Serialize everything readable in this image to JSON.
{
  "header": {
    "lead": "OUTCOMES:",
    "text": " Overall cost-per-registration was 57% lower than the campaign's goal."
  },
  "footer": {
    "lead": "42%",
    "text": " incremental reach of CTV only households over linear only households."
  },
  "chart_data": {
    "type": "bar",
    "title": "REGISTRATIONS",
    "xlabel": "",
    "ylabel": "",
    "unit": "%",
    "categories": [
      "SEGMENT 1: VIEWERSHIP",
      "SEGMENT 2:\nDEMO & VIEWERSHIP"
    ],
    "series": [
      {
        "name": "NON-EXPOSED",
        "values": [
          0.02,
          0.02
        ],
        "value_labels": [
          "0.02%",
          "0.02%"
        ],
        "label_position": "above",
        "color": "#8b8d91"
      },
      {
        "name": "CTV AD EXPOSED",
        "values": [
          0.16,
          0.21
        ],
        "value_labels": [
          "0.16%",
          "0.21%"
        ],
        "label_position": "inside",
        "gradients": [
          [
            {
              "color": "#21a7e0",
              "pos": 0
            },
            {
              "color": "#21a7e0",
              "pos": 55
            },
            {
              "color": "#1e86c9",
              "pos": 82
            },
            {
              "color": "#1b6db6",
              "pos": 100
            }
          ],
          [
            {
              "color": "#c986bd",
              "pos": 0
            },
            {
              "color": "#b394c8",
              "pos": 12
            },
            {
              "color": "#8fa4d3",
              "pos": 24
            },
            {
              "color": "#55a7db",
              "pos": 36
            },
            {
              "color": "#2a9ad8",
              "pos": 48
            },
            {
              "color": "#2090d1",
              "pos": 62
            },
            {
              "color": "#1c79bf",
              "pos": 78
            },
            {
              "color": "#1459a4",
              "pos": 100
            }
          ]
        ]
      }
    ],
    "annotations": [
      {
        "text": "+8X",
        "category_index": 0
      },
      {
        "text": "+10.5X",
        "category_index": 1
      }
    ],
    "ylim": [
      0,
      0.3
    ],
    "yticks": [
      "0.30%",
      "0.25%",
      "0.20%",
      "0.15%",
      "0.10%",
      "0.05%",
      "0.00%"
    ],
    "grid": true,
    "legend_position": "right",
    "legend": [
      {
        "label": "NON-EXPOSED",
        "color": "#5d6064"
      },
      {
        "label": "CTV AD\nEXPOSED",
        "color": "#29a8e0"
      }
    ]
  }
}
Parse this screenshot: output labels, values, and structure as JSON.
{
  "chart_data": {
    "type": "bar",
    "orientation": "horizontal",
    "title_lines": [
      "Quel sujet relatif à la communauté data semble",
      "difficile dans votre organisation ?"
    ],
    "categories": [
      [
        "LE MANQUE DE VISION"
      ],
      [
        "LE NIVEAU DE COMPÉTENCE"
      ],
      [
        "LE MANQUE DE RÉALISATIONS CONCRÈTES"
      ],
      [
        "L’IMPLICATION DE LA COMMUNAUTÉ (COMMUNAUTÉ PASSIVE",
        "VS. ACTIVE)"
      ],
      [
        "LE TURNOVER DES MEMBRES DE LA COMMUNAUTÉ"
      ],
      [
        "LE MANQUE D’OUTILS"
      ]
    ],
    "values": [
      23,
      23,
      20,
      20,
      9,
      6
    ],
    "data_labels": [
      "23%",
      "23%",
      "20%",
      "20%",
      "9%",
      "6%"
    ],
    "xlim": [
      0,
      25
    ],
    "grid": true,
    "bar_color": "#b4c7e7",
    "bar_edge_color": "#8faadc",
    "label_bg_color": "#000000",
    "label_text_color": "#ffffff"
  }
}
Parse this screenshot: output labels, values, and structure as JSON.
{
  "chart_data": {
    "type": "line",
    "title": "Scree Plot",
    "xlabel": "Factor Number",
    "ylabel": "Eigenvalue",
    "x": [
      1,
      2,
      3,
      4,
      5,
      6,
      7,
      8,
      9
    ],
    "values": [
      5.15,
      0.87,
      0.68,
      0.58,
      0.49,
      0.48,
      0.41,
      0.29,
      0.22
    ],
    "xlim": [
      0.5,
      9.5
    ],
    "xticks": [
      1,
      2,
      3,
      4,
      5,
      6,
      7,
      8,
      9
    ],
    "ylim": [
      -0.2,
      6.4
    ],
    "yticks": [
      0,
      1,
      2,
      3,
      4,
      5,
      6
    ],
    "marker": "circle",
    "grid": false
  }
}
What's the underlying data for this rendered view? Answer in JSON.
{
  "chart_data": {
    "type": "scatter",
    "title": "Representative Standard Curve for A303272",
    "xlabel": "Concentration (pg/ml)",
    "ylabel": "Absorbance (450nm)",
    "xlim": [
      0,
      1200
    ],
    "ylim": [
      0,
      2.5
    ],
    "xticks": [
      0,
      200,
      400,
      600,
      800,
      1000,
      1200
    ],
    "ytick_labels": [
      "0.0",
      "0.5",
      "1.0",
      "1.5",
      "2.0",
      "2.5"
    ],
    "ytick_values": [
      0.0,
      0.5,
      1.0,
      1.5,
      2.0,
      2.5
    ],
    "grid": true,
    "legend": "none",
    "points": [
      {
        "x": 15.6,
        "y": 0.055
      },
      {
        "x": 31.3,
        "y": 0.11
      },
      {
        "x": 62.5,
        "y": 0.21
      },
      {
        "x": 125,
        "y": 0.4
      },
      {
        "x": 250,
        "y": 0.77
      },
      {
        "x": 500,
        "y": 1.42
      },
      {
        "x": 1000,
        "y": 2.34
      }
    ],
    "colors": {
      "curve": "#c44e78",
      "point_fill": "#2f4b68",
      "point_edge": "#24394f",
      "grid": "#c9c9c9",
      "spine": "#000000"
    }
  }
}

..............................

Return all of the entries exactly as they were supplied.

Serialize everything readable in this image to JSON.
{
  "header": {
    "lead": "OUTCOMES:",
    "text": " Overall cost-per-registration was 57% lower than the campaign's goal."
  },
  "footer": {
    "lead": "42%",
    "text": " incremental reach of CTV only households over linear only households."
  },
  "chart_data": {
    "type": "bar",
    "title": "REGISTRATIONS",
    "xlabel": "",
    "ylabel": "",
    "unit": "%",
    "categories": [
      "SEGMENT 1: VIEWERSHIP",
      "SEGMENT 2:\nDEMO & VIEWERSHIP"
    ],
    "series": [
      {
        "name": "NON-EXPOSED",
        "values": [
          0.02,
          0.02
        ],
        "value_labels": [
          "0.02%",
          "0.02%"
        ],
        "label_position": "above",
        "color": "#8b8d91"
      },
      {
        "name": "CTV AD EXPOSED",
        "values": [
          0.16,
          0.21
        ],
        "value_labels": [
          "0.16%",
          "0.21%"
        ],
        "label_position": "inside",
        "gradients": [
          [
            {
              "color": "#21a7e0",
              "pos": 0
            },
            {
              "color": "#21a7e0",
              "pos": 55
            },
            {
              "color": "#1e86c9",
              "pos": 82
            },
            {
              "color": "#1b6db6",
              "pos": 100
            }
          ],
          [
            {
              "color": "#c986bd",
              "pos": 0
            },
            {
              "color": "#b394c8",
              "pos": 12
            },
            {
              "color": "#8fa4d3",
              "pos": 24
            },
            {
              "color": "#55a7db",
              "pos": 36
            },
            {
              "color": "#2a9ad8",
              "pos": 48
            },
            {
              "color": "#2090d1",
              "pos": 62
            },
            {
              "color": "#1c79bf",
              "pos": 78
            },
            {
              "color": "#1459a4",
              "pos": 100
            }
          ]
        ]
      }
    ],
    "annotations": [
      {
        "text": "+8X",
        "category_index": 0
      },
      {
        "text": "+10.5X",
        "category_index": 1
      }
    ],
    "ylim": [
      0,
      0.3
    ],
    "yticks": [
      "0.30%",
      "0.25%",
      "0.20%",
      "0.15%",
      "0.10%",
      "0.05%",
      "0.00%"
    ],
    "grid": true,
    "legend_position": "right",
    "legend": [
      {
        "label": "NON-EXPOSED",
        "color": "#5d6064"
      },
      {
        "label": "CTV AD\nEXPOSED",
        "color": "#29a8e0"
      }
    ]
  }
}
Parse this screenshot: output labels, values, and structure as JSON.
{
  "chart_data": {
    "type": "bar",
    "orientation": "horizontal",
    "title_lines": [
      "Quel sujet relatif à la communauté data semble",
      "difficile dans votre organisation ?"
    ],
    "categories": [
      [
        "LE MANQUE DE VISION"
      ],
      [
        "LE NIVEAU DE COMPÉTENCE"
      ],
      [
        "LE MANQUE DE RÉALISATIONS CONCRÈTES"
      ],
      [
        "L’IMPLICATION DE LA COMMUNAUTÉ (COMMUNAUTÉ PASSIVE",
        "VS. ACTIVE)"
      ],
      [
        "LE TURNOVER DES MEMBRES DE LA COMMUNAUTÉ"
      ],
      [
        "LE MANQUE D’OUTILS"
      ]
    ],
    "values": [
      23,
      23,
      20,
      20,
      9,
      6
    ],
    "data_labels": [
      "23%",
      "23%",
      "20%",
      "20%",
      "9%",
      "6%"
    ],
    "xlim": [
      0,
      25
    ],
    "grid": true,
    "bar_color": "#b4c7e7",
    "bar_edge_color": "#8faadc",
    "label_bg_color": "#000000",
    "label_text_color": "#ffffff"
  }
}
Parse this screenshot: output labels, values, and structure as JSON.
{
  "chart_data": {
    "type": "line",
    "title": "Scree Plot",
    "xlabel": "Factor Number",
    "ylabel": "Eigenvalue",
    "x": [
      1,
      2,
      3,
      4,
      5,
      6,
      7,
      8,
      9
    ],
    "values": [
      5.15,
      0.87,
      0.68,
      0.58,
      0.49,
      0.48,
      0.41,
      0.29,
      0.22
    ],
    "xlim": [
      0.5,
      9.5
    ],
    "xticks": [
      1,
      2,
      3,
      4,
      5,
      6,
      7,
      8,
      9
    ],
    "ylim": [
      -0.2,
      6.4
    ],
    "yticks": [
      0,
      1,
      2,
      3,
      4,
      5,
      6
    ],
    "marker": "circle",
    "grid": false
  }
}
What's the underlying data for this rendered view? Answer in JSON.
{
  "chart_data": {
    "type": "scatter",
    "title": "Representative Standard Curve for A303272",
    "xlabel": "Concentration (pg/ml)",
    "ylabel": "Absorbance (450nm)",
    "xlim": [
      0,
      1200
    ],
    "ylim": [
      0,
      2.5
    ],
    "xticks": [
      0,
      200,
      400,
      600,
      800,
      1000,
      1200
    ],
    "ytick_labels": [
      "0.0",
      "0.5",
      "1.0",
      "1.5",
      "2.0",
      "2.5"
    ],
    "ytick_values": [
      0.0,
      0.5,
      1.0,
      1.5,
      2.0,
      2.5
    ],
    "grid": true,
    "legend": "none",
    "points": [
      {
        "x": 15.6,
        "y": 0.055
      },
      {
        "x": 31.3,
        "y": 0.11
      },
      {
        "x": 62.5,
        "y": 0.21
      },
      {
        "x": 125,
        "y": 0.4
      },
      {
        "x": 250,
        "y": 0.77
      },
      {
        "x": 500,
        "y": 1.42
      },
      {
        "x": 1000,
        "y": 2.34
      }
    ],
    "colors": {
      "curve": "#c44e78",
      "point_fill": "#2f4b68",
      "point_edge": "#24394f",
      "grid": "#c9c9c9",
      "spine": "#000000"
    }
  }
}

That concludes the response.